#### Set task A:
According to the SISA abstract, how much speedup do set-centric SISA-enhanced algorithms offer over the Bron-Kerbosch algorithm for listing maximal cliques?
#### Set task B:
Condense the paragraph of the SISA abstract that begins "Simple graph algorithms such as PageRank" into a short bulleted list that keeps its main facts.

#### Text:
○ ○ ○ ○ ○ ○ ○
English

SISA: Set-Centric Instruction Set Architecture for Graph Mining on Processing-in-Memory Systems

Hardware Architecture 2021-10-26 v2 Distributed, Parallel, and Cluster Computing Data Structures and Algorithms Performance

Abstract

Simple graph algorithms such as PageRank have been the target of numerous hardware accelerators. Yet, there also exist much more complex graph mining algorithms for problems such as clustering or maximal clique listing. These algorithms are memory-bound and thus could be accelerated by hardware techniques such as Processing-in-Memory (PIM). However, they also come with nonstraightforward parallelism and complicated memory access patterns. In this work, we address this problem with a simple yet surprisingly powerful observation: operations on sets of vertices, such as intersection or union, form a large part of many complex graph mining algorithms, and can offer rich and simple parallelism at multiple levels. This observation drives our cross-layer design, in which we (1) expose set operations using a novel programming paradigm, (2) express and execute these operations efficiently with carefully designed set-centric ISA extensions called SISA, and (3) use PIM to accelerate SISA instructions. The key design idea is to alleviate the bandwidth needs of SISA instructions by mapping set operations to two types of PIM: in-DRAM bulk bitwise computing for bitvectors representing high-degree vertices, and near-memory logic layers for integer arrays representing low-degree vertices. Set-centric SISA-enhanced algorithms are efficient and outperform hand-tuned baselines, offering more than 10x speedup over the established Bron-Kerbosch algorithm for listing maximal cliques. We deliver more than 10 SISA set-centric algorithm formulations, illustrating SISA's wide applicability.
○ ○ ○ ○ ○ ○ ○
#### Collected material:
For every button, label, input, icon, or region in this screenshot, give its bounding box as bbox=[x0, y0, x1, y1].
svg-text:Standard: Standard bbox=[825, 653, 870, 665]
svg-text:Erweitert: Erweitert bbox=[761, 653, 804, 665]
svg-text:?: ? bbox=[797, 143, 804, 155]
○ ○ ○ ○ ○ ○ ○
#### Reply A:
More than 10x.

#### Reply B:
- Many hardware accelerators target simple graph algorithms like PageRank. Complex graph mining algorithms, such as those for clustering or maximal clique listing, are memory-bound, so Processing-in-Memory (PIM) could accelerate them. However, their parallelism is not straightforward and their memory access patterns are complicated.
- Key observation: set operations on vertices, such as intersection or union, make up a large part of these algorithms and offer rich, simple parallelism at multiple levels.
- The cross-layer design (1) exposes set operations through a new programming paradigm, (2) expresses and executes them with set-centric ISA extensions called SISA, and (3) uses PIM to accelerate SISA instructions.
- To reduce bandwidth needs, set operations are mapped to two types of PIM:
  - in-DRAM bulk bitwise computing for bitvectors representing high-degree vertices
  - near-memory logic layers for integer arrays representing low-degree vertices
- SISA-enhanced algorithms outperform hand-tuned baselines, with more than 10x speedup over the Bron-Kerbosch algorithm for listing maximal cliques.
- More than 10 SISA set-centric algorithm formulations are delivered, showing wide applicability.